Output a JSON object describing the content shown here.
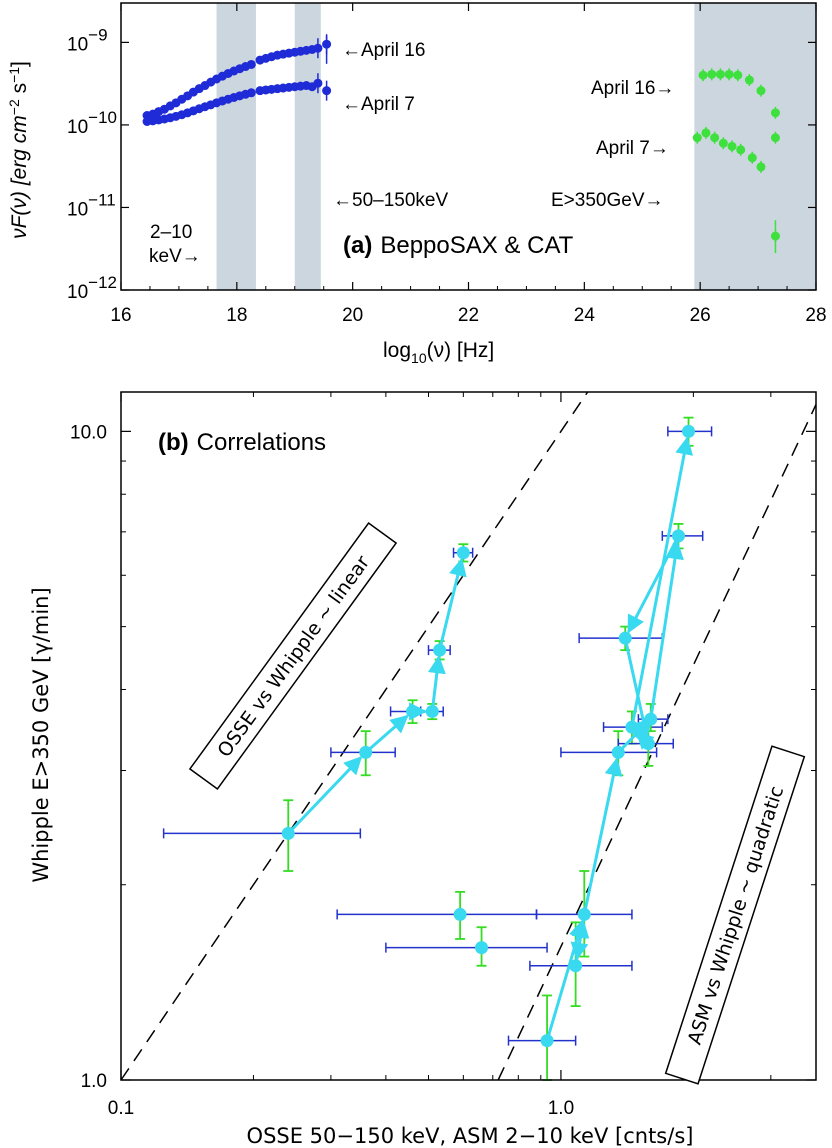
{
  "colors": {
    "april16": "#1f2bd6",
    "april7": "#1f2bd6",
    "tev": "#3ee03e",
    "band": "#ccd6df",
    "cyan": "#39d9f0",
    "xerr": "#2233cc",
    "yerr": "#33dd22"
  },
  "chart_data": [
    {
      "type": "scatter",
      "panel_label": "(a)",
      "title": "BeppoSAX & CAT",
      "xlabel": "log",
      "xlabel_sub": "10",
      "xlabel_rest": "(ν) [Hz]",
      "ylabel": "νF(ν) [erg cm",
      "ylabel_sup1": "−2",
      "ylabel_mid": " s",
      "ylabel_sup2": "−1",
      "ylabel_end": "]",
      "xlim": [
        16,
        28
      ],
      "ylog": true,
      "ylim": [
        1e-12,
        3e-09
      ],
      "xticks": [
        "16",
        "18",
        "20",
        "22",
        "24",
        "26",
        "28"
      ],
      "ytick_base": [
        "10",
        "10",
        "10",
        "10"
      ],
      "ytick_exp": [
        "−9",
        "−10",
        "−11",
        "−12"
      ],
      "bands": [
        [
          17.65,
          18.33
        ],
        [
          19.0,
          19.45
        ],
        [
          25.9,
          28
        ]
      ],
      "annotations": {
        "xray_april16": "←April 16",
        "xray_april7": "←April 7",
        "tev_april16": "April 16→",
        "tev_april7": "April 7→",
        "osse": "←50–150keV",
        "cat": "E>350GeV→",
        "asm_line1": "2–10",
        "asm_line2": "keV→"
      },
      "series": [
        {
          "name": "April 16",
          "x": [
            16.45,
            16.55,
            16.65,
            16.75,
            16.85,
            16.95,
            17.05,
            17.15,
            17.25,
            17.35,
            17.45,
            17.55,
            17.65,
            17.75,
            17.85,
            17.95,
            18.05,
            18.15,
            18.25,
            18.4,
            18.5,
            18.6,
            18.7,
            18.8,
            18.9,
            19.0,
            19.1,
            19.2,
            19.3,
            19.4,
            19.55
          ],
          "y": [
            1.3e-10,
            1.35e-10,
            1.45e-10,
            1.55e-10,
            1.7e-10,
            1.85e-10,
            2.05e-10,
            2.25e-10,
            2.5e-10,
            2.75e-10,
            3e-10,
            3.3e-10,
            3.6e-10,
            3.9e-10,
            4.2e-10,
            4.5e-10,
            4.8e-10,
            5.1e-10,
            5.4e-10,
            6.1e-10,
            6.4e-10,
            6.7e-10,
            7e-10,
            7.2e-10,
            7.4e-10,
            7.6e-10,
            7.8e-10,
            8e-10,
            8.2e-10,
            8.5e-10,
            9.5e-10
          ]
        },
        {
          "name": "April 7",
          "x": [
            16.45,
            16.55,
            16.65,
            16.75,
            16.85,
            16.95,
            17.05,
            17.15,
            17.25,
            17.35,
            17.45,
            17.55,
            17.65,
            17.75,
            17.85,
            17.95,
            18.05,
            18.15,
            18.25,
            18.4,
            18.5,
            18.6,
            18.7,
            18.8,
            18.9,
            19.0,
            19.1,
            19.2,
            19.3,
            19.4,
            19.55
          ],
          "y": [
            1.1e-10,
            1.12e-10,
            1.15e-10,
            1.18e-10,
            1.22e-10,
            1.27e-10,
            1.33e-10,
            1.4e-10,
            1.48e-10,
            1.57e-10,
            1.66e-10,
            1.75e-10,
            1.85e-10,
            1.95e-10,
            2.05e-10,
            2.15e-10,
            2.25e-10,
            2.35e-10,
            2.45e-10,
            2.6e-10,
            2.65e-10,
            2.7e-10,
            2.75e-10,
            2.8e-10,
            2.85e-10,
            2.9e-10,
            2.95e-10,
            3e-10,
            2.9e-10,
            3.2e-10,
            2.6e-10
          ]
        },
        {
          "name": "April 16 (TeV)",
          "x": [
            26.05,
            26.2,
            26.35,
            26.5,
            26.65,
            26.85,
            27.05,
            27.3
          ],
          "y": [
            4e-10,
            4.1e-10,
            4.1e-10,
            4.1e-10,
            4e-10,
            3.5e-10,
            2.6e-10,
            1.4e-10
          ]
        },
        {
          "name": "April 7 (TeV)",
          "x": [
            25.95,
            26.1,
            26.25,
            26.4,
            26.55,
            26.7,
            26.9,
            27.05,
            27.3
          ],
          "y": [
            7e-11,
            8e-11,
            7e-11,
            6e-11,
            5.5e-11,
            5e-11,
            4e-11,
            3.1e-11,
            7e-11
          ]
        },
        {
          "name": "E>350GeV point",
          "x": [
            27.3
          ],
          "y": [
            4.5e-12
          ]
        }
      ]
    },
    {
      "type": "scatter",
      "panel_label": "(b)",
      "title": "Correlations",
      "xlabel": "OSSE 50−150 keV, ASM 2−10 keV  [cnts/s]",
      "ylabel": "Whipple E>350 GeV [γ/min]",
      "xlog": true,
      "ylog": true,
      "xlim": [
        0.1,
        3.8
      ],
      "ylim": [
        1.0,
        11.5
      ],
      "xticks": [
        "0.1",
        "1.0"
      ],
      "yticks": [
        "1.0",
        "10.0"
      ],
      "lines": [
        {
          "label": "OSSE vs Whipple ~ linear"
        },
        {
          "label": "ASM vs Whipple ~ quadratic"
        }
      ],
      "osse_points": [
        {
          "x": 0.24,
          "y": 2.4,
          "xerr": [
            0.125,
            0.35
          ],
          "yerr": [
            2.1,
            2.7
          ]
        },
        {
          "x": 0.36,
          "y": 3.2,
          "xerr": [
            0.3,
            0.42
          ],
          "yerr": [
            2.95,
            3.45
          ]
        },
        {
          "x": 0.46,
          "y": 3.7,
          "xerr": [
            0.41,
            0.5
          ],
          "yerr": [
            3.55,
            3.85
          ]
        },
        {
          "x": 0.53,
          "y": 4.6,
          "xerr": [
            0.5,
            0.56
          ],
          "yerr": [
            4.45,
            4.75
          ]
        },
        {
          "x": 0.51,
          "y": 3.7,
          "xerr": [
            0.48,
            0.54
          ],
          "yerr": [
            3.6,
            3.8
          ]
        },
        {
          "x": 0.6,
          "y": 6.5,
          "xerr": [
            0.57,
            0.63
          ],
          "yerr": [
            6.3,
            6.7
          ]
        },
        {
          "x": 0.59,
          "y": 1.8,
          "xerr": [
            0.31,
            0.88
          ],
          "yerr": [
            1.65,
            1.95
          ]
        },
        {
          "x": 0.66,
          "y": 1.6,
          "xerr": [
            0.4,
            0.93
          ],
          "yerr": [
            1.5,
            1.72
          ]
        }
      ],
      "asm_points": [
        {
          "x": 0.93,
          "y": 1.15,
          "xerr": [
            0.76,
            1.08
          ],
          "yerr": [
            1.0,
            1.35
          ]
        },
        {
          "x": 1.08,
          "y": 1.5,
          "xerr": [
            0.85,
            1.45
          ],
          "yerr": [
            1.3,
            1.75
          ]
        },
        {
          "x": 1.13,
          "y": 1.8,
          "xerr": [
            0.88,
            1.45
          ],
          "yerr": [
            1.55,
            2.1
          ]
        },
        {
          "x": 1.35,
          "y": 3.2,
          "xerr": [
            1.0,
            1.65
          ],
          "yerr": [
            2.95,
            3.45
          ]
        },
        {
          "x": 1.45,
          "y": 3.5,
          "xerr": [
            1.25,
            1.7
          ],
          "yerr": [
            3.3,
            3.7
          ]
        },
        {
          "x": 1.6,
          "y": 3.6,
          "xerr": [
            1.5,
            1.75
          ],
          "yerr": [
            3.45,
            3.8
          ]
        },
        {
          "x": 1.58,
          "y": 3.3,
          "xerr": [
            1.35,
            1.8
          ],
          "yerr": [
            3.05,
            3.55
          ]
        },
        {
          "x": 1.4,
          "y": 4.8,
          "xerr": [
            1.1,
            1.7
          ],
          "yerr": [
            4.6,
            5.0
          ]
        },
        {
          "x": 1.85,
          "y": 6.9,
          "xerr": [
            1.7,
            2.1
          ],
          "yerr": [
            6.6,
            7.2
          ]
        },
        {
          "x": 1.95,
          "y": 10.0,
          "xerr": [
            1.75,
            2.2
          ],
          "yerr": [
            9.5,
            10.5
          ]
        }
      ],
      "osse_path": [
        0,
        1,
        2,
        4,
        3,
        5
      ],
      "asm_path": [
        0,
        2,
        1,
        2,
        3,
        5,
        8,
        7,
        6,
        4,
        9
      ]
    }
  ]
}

**EXERCISE INSTRUCTIONS:** Tally the lines in these entries that have the string "name" in them, then answer with the count and nothing else.

**ANSWER TO THE EXERCISE:** 5